INFORMATION SUPPLIED
***

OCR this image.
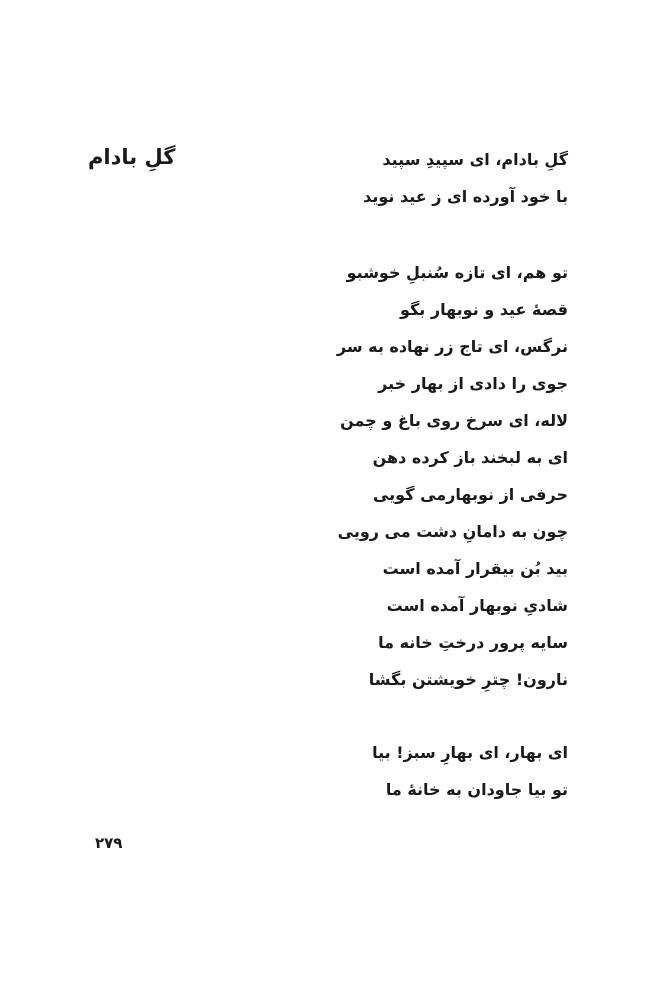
گلِ بادام	گلِ بادام، ای سپیدِ سپید
با خود آورده ای ز عید نوید
تو هم، ای تازه سُنبلِ خوشبو
قصهٔ عید و نوبهار بگو
نرگس، ای تاج زر نهاده به سر
جوی را دادی از بهار خبر
لاله، ای سرخ روی باغ و چمن
ای به لبخند باز کرده دهن
حرفی از نوبهارمی گویی
چون به دامانِ دشت می رویی
بید بُن بیقرار آمده است
شادیِ نوبهار آمده است
سایه پرور درختِ خانه ما
نارون! چترِ خویشتن بگشا
ای بهار، ای بهارِ سبز! بیا
تو بیا جاودان به خانهٔ ما
۲۷۹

***

TASK
Quote every record above exactly, leaving out any pictures.

SOLUTION FOR THIS PROBLEM
OCR this image.
گلِ بادام	گلِ بادام، ای سپیدِ سپید
با خود آورده ای ز عید نوید
تو هم، ای تازه سُنبلِ خوشبو
قصهٔ عید و نوبهار بگو
نرگس، ای تاج زر نهاده به سر
جوی را دادی از بهار خبر
لاله، ای سرخ روی باغ و چمن
ای به لبخند باز کرده دهن
حرفی از نوبهارمی گویی
چون به دامانِ دشت می رویی
بید بُن بیقرار آمده است
شادیِ نوبهار آمده است
سایه پرور درختِ خانه ما
نارون! چترِ خویشتن بگشا
ای بهار، ای بهارِ سبز! بیا
تو بیا جاودان به خانهٔ ما
۲۷۹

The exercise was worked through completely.